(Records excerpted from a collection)
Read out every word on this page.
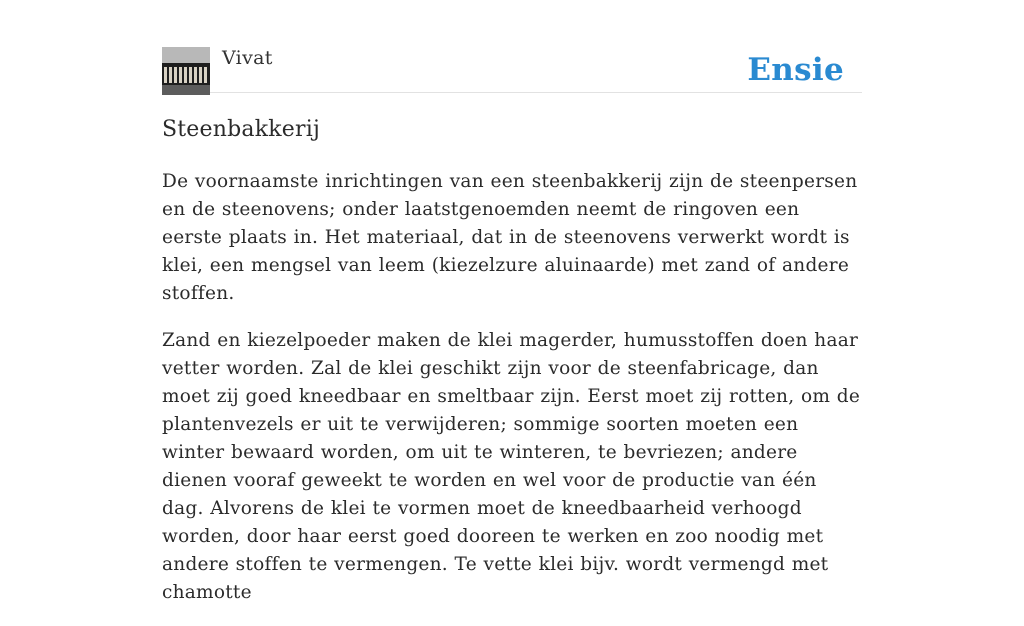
Vivat	Ensie
Steenbakkerij

De voornaamste inrichtingen van een steenbakkerij zijn de steenpersen en de steenovens; onder laatstgenoemden neemt de ringoven een eerste plaats in. Het materiaal, dat in de steenovens verwerkt wordt is klei, een mengsel van leem (kiezelzure aluinaarde) met zand of andere stoffen.

Zand en kiezelpoeder maken de klei magerder, humusstoffen doen haar vetter worden. Zal de klei geschikt zijn voor de steenfabricage, dan moet zij goed kneedbaar en smeltbaar zijn. Eerst moet zij rotten, om de plantenvezels er uit te verwijderen; sommige soorten moeten een winter bewaard worden, om uit te winteren, te bevriezen; andere dienen vooraf geweekt te worden en wel voor de productie van één dag. Alvorens de klei te vormen moet de kneedbaarheid verhoogd worden, door haar eerst goed dooreen te werken en zoo noodig met andere stoffen te vermengen. Te vette klei bijv. wordt vermengd met chamotte
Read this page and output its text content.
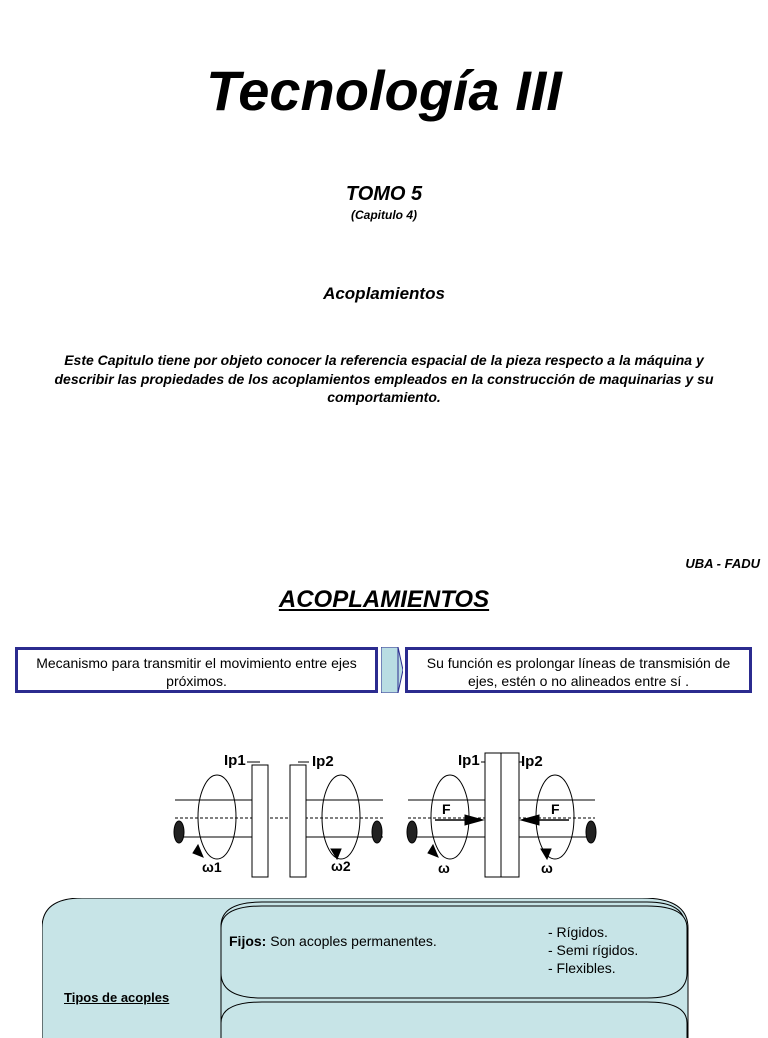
Tecnología III
TOMO 5
(Capitulo 4)
Acoplamientos
Este Capitulo tiene por objeto conocer la referencia espacial de la pieza respecto a la máquina y describir las propiedades de los acoplamientos empleados en la construcción de maquinarias y su comportamiento.
UBA - FADU
ACOPLAMIENTOS
Mecanismo para transmitir el movimiento entre ejes próximos.
Su función es prolongar líneas de transmisión de ejes, estén o no alineados entre sí .
Ip1	Ip2
ω1	ω2
Ip1	Ip2
F	F
ω	ω
Fijos: Son acoples permanentes.
- Rígidos.
- Semi rígidos.
- Flexibles.
Tipos de acoples
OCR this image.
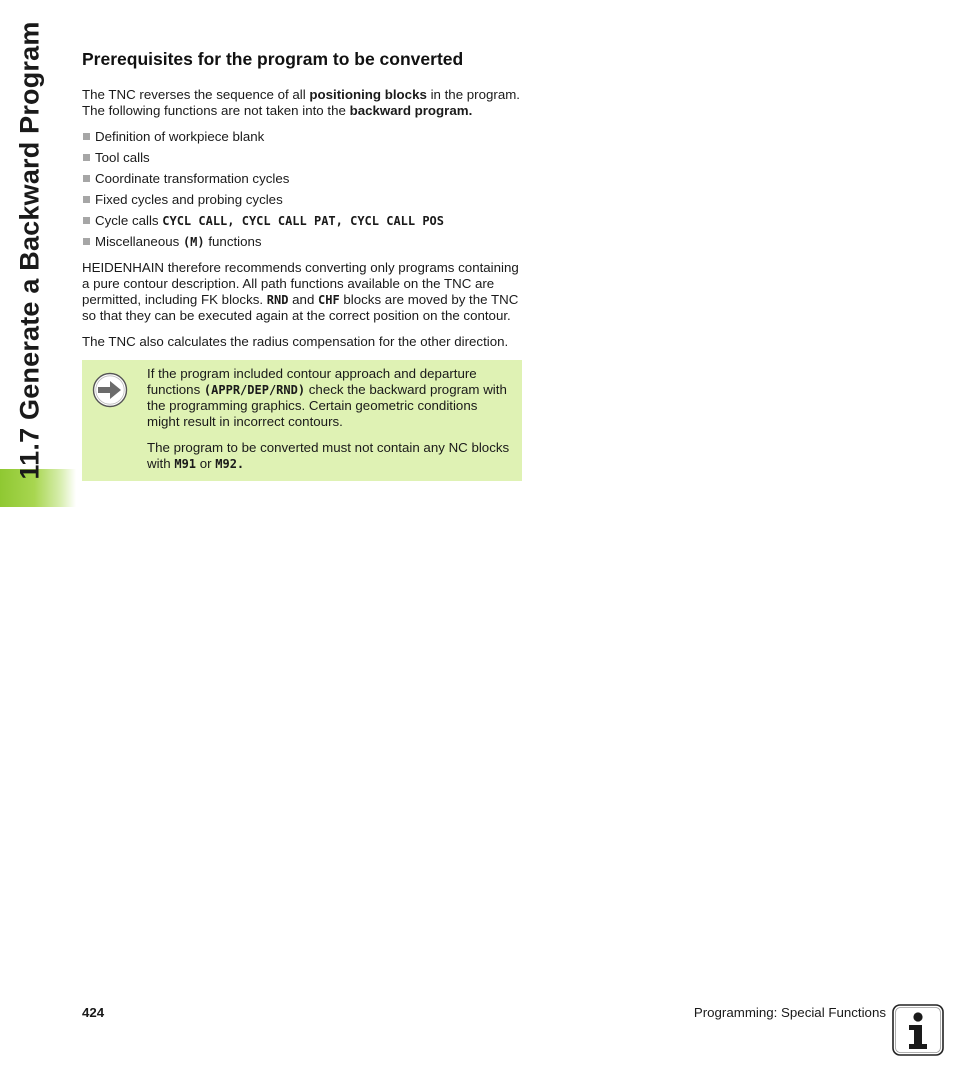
11.7 Generate a Backward Program Prerequisites for the program to be converted

The TNC reverses the sequence of all positioning blocks in the program. The following functions are not taken into the backward program.

Definition of workpiece blank
Tool calls
Coordinate transformation cycles
Fixed cycles and probing cycles
Cycle calls CYCL CALL, CYCL CALL PAT, CYCL CALL POS
Miscellaneous (M) functions

HEIDENHAIN therefore recommends converting only programs containing a pure contour description. All path functions available on the TNC are permitted, including FK blocks. RND and CHF blocks are moved by the TNC so that they can be executed again at the correct position on the contour.

The TNC also calculates the radius compensation for the other direction.

If the program included contour approach and departure functions (APPR/DEP/RND) check the backward program with the programming graphics. Certain geometric conditions might result in incorrect contours.

The program to be converted must not contain any NC blocks with M91 or M92.

424	Programming: Special Functions
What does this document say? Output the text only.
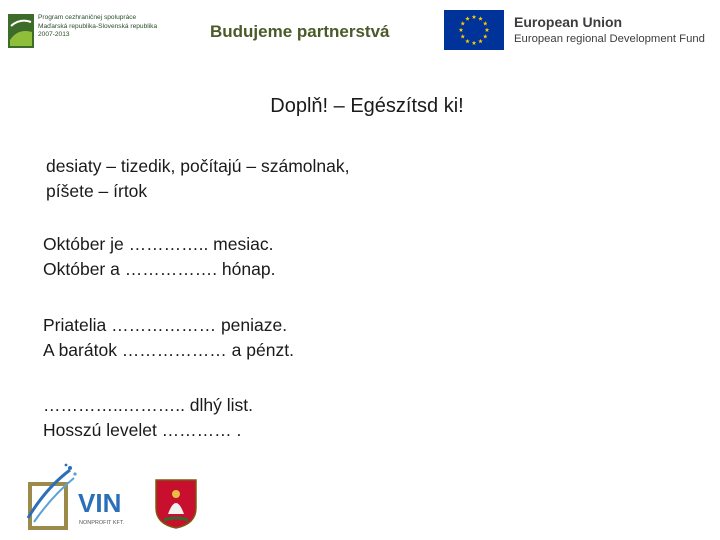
Program cezhraničnej spolupráce
Maďarská republika-Slovenská republika
2007-2013	Budujeme partnerstvá	European Union
European regional Development Fund
Doplň! – Egészítsd ki!
desiaty – tizedik, počítajú – számolnak,
píšete – írtok
Október je ………….. mesiac.
Október a ……………. hónap.
Priatelia ……………… peniaze.
A barátok ……………… a pénzt.
…………..……….. dlhý list.
Hosszú levelet ………… .
VIN
NONPROFIT KFT.
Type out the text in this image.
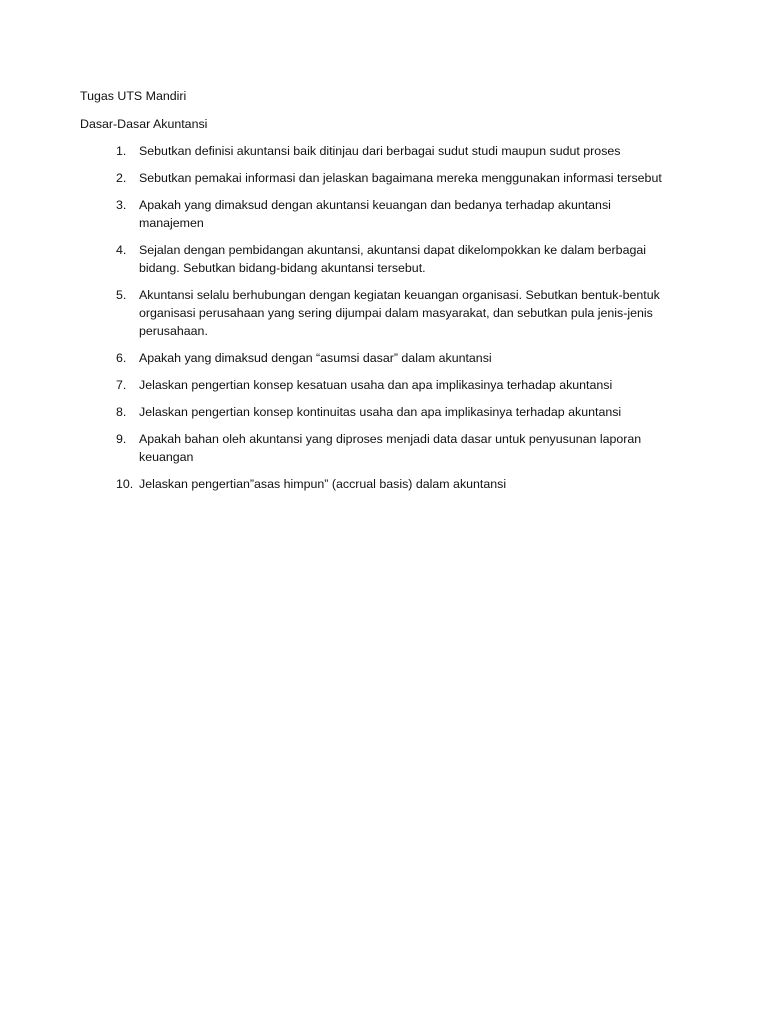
Tugas UTS Mandiri
Dasar-Dasar Akuntansi
1.	Sebutkan definisi akuntansi baik ditinjau dari berbagai sudut studi maupun sudut proses
2.	Sebutkan pemakai informasi dan jelaskan bagaimana mereka menggunakan informasi tersebut
3.	Apakah yang dimaksud dengan akuntansi keuangan dan bedanya terhadap akuntansi manajemen
4.	Sejalan dengan pembidangan akuntansi, akuntansi dapat dikelompokkan ke dalam berbagai bidang. Sebutkan bidang-bidang akuntansi tersebut.
5.	Akuntansi selalu berhubungan dengan kegiatan keuangan organisasi. Sebutkan bentuk-bentuk organisasi perusahaan yang sering dijumpai dalam masyarakat, dan sebutkan pula jenis-jenis perusahaan.
6.	Apakah yang dimaksud dengan “asumsi dasar” dalam akuntansi
7.	Jelaskan pengertian konsep kesatuan usaha dan apa implikasinya terhadap akuntansi
8.	Jelaskan pengertian konsep kontinuitas usaha dan apa implikasinya terhadap akuntansi
9.	Apakah bahan oleh akuntansi yang diproses menjadi data dasar untuk penyusunan laporan keuangan
10. Jelaskan pengertian”asas himpun” (accrual basis) dalam akuntansi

• _WHAT YOU HAVE TO DO_
Extract every line containing the string "European" from the material.

• _SOLUTION FOR THIS TASK_
2007-2013	Budujeme partnerstvá	European Union
European regional Development Fund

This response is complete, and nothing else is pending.